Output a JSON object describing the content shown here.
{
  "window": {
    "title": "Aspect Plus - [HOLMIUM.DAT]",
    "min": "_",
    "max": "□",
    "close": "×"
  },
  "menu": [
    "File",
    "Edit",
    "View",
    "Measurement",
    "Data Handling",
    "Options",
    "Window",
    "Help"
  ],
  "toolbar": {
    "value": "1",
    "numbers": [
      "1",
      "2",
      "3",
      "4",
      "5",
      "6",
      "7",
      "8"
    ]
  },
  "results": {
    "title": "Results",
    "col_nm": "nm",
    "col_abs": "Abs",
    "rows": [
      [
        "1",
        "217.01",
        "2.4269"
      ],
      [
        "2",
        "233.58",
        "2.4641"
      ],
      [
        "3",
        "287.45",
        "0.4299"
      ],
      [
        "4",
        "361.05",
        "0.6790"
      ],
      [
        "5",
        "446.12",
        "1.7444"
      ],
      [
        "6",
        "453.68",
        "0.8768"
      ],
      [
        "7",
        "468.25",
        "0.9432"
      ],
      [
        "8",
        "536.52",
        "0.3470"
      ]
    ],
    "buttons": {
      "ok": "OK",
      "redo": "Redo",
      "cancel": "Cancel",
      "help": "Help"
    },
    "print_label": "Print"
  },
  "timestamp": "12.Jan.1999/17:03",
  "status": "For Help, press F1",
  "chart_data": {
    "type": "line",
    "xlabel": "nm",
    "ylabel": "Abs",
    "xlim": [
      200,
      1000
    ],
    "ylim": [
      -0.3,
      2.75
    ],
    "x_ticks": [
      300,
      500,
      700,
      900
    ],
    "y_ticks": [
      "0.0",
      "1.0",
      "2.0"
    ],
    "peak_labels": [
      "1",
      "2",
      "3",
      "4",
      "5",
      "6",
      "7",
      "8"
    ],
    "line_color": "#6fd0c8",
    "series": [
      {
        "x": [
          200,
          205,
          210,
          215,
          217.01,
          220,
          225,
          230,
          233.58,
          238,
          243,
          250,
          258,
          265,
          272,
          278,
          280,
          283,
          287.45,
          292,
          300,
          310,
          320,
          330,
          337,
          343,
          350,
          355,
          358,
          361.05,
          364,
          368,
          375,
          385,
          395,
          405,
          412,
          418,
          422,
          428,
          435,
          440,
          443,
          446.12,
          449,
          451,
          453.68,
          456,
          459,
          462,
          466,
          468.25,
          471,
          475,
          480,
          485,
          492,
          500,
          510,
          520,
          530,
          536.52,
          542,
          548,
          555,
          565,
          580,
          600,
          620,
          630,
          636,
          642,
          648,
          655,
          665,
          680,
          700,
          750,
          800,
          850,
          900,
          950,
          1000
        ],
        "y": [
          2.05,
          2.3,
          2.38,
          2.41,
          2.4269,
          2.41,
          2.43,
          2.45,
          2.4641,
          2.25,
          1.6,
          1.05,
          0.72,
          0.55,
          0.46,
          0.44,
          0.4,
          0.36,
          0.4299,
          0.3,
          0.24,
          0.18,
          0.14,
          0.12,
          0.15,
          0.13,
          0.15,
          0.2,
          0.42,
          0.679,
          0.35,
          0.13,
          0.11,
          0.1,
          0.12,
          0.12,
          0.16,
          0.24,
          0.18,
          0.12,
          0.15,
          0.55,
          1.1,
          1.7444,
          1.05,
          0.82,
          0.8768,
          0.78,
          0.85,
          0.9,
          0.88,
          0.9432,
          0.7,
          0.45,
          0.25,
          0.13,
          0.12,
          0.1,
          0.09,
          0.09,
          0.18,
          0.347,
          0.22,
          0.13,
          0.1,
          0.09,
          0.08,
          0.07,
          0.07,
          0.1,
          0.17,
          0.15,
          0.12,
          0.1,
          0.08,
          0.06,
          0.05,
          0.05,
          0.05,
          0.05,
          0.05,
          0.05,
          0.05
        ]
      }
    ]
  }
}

=-=-=-=-=

STATED EXERCISE ->
Only lines holding the string "title" are wanted; gather each one from the entries above.

ANSWER FOR THE TASK ->
    "title": "Aspect Plus - [HOLMIUM.DAT]",
    "title": "Results",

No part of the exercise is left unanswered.